■ **Challenge**
Repeat the material exactly, every line of it.

■ **Supplied entries**

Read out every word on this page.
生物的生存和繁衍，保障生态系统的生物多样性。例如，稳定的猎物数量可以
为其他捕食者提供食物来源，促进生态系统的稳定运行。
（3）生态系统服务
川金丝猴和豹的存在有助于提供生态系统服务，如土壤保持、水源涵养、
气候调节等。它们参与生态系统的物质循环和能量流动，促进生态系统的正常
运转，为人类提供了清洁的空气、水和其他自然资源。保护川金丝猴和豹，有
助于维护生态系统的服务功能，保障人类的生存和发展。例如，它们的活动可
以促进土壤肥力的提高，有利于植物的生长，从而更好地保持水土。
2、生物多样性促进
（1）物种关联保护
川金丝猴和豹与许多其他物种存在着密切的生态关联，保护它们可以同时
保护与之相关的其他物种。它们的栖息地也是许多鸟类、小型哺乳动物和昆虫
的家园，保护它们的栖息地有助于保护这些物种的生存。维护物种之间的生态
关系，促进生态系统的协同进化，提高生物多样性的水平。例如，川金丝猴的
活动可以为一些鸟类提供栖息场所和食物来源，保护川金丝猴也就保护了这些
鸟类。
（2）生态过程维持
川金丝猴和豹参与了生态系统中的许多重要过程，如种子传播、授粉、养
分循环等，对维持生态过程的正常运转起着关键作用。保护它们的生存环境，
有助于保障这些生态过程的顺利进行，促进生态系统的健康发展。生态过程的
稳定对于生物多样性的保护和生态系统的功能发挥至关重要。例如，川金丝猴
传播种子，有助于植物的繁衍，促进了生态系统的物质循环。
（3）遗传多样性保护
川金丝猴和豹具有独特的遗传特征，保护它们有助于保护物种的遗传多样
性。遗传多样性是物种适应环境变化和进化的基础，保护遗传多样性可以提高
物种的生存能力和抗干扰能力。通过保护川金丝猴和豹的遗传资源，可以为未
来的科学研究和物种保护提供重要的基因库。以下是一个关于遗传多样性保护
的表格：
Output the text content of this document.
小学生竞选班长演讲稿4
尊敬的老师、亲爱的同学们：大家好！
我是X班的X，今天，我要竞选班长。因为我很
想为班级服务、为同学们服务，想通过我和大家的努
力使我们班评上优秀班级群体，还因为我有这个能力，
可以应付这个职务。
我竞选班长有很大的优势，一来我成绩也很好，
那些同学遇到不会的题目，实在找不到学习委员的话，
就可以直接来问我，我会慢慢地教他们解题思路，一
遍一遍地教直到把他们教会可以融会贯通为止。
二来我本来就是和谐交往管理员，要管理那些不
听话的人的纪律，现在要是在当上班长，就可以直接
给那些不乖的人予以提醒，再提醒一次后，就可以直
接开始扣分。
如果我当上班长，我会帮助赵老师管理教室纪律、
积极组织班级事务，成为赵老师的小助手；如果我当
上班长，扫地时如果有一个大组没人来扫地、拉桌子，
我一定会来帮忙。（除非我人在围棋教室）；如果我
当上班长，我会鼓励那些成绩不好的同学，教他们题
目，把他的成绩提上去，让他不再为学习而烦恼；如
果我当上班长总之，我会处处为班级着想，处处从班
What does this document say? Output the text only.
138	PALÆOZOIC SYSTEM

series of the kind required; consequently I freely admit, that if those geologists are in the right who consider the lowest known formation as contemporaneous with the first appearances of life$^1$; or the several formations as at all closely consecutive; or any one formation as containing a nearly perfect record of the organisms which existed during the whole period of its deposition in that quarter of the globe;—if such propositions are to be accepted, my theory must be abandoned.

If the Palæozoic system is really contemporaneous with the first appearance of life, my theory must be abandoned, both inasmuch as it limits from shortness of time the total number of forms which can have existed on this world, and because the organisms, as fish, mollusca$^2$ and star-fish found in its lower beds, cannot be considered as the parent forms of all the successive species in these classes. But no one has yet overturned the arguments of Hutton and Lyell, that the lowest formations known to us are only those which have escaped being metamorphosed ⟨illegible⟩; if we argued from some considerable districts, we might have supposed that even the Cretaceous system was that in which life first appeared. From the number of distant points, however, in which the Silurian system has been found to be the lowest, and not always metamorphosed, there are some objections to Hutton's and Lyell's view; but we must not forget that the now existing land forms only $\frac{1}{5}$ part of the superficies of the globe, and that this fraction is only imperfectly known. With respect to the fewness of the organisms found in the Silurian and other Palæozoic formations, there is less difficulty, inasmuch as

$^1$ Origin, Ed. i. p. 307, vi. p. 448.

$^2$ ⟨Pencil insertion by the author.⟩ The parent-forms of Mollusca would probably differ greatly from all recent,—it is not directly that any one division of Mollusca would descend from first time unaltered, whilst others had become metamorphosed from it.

■ **Exercise answer**
Read out every word on this page.
生物的生存和繁衍，保障生态系统的生物多样性。例如，稳定的猎物数量可以
为其他捕食者提供食物来源，促进生态系统的稳定运行。
（3）生态系统服务
川金丝猴和豹的存在有助于提供生态系统服务，如土壤保持、水源涵养、
气候调节等。它们参与生态系统的物质循环和能量流动，促进生态系统的正常
运转，为人类提供了清洁的空气、水和其他自然资源。保护川金丝猴和豹，有
助于维护生态系统的服务功能，保障人类的生存和发展。例如，它们的活动可
以促进土壤肥力的提高，有利于植物的生长，从而更好地保持水土。
2、生物多样性促进
（1）物种关联保护
川金丝猴和豹与许多其他物种存在着密切的生态关联，保护它们可以同时
保护与之相关的其他物种。它们的栖息地也是许多鸟类、小型哺乳动物和昆虫
的家园，保护它们的栖息地有助于保护这些物种的生存。维护物种之间的生态
关系，促进生态系统的协同进化，提高生物多样性的水平。例如，川金丝猴的
活动可以为一些鸟类提供栖息场所和食物来源，保护川金丝猴也就保护了这些
鸟类。
（2）生态过程维持
川金丝猴和豹参与了生态系统中的许多重要过程，如种子传播、授粉、养
分循环等，对维持生态过程的正常运转起着关键作用。保护它们的生存环境，
有助于保障这些生态过程的顺利进行，促进生态系统的健康发展。生态过程的
稳定对于生物多样性的保护和生态系统的功能发挥至关重要。例如，川金丝猴
传播种子，有助于植物的繁衍，促进了生态系统的物质循环。
（3）遗传多样性保护
川金丝猴和豹具有独特的遗传特征，保护它们有助于保护物种的遗传多样
性。遗传多样性是物种适应环境变化和进化的基础，保护遗传多样性可以提高
物种的生存能力和抗干扰能力。通过保护川金丝猴和豹的遗传资源，可以为未
来的科学研究和物种保护提供重要的基因库。以下是一个关于遗传多样性保护
的表格：
Output the text content of this document.
小学生竞选班长演讲稿4
尊敬的老师、亲爱的同学们：大家好！
我是X班的X，今天，我要竞选班长。因为我很
想为班级服务、为同学们服务，想通过我和大家的努
力使我们班评上优秀班级群体，还因为我有这个能力，
可以应付这个职务。
我竞选班长有很大的优势，一来我成绩也很好，
那些同学遇到不会的题目，实在找不到学习委员的话，
就可以直接来问我，我会慢慢地教他们解题思路，一
遍一遍地教直到把他们教会可以融会贯通为止。
二来我本来就是和谐交往管理员，要管理那些不
听话的人的纪律，现在要是在当上班长，就可以直接
给那些不乖的人予以提醒，再提醒一次后，就可以直
接开始扣分。
如果我当上班长，我会帮助赵老师管理教室纪律、
积极组织班级事务，成为赵老师的小助手；如果我当
上班长，扫地时如果有一个大组没人来扫地、拉桌子，
我一定会来帮忙。（除非我人在围棋教室）；如果我
当上班长，我会鼓励那些成绩不好的同学，教他们题
目，把他的成绩提上去，让他不再为学习而烦恼；如
果我当上班长总之，我会处处为班级着想，处处从班
What does this document say? Output the text only.
138	PALÆOZOIC SYSTEM

series of the kind required; consequently I freely admit, that if those geologists are in the right who consider the lowest known formation as contemporaneous with the first appearances of life$^1$; or the several formations as at all closely consecutive; or any one formation as containing a nearly perfect record of the organisms which existed during the whole period of its deposition in that quarter of the globe;—if such propositions are to be accepted, my theory must be abandoned.

If the Palæozoic system is really contemporaneous with the first appearance of life, my theory must be abandoned, both inasmuch as it limits from shortness of time the total number of forms which can have existed on this world, and because the organisms, as fish, mollusca$^2$ and star-fish found in its lower beds, cannot be considered as the parent forms of all the successive species in these classes. But no one has yet overturned the arguments of Hutton and Lyell, that the lowest formations known to us are only those which have escaped being metamorphosed ⟨illegible⟩; if we argued from some considerable districts, we might have supposed that even the Cretaceous system was that in which life first appeared. From the number of distant points, however, in which the Silurian system has been found to be the lowest, and not always metamorphosed, there are some objections to Hutton's and Lyell's view; but we must not forget that the now existing land forms only $\frac{1}{5}$ part of the superficies of the globe, and that this fraction is only imperfectly known. With respect to the fewness of the organisms found in the Silurian and other Palæozoic formations, there is less difficulty, inasmuch as

$^1$ Origin, Ed. i. p. 307, vi. p. 448.

$^2$ ⟨Pencil insertion by the author.⟩ The parent-forms of Mollusca would probably differ greatly from all recent,—it is not directly that any one division of Mollusca would descend from first time unaltered, whilst others had become metamorphosed from it.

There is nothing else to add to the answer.